• _Problem description_:
Reproduce each line from the records that holds "image".

• _Data provided_:

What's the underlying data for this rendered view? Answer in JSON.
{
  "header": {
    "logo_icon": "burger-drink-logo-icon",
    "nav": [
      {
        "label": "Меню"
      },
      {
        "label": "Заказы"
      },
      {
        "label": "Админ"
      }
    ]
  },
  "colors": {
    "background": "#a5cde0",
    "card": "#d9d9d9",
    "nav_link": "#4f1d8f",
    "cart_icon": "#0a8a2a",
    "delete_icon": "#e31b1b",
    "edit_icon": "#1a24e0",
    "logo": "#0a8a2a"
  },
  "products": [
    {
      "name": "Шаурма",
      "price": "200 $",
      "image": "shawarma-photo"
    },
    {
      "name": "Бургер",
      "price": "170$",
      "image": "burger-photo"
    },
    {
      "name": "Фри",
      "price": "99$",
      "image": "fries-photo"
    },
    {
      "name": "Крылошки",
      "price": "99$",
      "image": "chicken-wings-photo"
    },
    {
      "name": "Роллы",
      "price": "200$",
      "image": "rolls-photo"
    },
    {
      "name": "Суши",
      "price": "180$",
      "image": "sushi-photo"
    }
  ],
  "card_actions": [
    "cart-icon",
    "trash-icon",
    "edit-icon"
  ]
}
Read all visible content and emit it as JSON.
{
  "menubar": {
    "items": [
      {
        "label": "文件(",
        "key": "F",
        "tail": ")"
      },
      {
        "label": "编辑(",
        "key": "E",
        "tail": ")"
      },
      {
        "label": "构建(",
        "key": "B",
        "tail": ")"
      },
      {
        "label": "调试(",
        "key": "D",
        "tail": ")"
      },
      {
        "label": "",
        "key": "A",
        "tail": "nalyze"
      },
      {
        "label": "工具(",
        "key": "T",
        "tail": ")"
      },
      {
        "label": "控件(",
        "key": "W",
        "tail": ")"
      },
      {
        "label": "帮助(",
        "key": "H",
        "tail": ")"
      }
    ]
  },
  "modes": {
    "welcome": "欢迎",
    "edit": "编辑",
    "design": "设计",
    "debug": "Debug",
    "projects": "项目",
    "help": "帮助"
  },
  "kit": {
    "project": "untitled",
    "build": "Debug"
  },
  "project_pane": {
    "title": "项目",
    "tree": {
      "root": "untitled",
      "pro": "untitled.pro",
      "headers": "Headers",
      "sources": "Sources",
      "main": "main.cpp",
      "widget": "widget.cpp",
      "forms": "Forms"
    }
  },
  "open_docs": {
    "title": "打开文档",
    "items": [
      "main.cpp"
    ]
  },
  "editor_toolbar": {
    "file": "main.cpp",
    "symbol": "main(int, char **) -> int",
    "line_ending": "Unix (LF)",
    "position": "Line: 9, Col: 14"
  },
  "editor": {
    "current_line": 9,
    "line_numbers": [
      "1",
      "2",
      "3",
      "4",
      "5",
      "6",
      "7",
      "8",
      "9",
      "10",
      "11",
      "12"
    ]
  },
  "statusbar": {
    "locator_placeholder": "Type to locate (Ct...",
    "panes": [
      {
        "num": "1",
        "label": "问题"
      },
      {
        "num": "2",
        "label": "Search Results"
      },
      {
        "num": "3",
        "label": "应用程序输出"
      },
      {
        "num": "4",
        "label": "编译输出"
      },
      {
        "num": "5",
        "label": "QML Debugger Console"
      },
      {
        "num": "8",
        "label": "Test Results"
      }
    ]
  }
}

• _Final result_:
      "image": "shawarma-photo"
      "image": "burger-photo"
      "image": "fries-photo"
      "image": "chicken-wings-photo"
      "image": "rolls-photo"
      "image": "sushi-photo"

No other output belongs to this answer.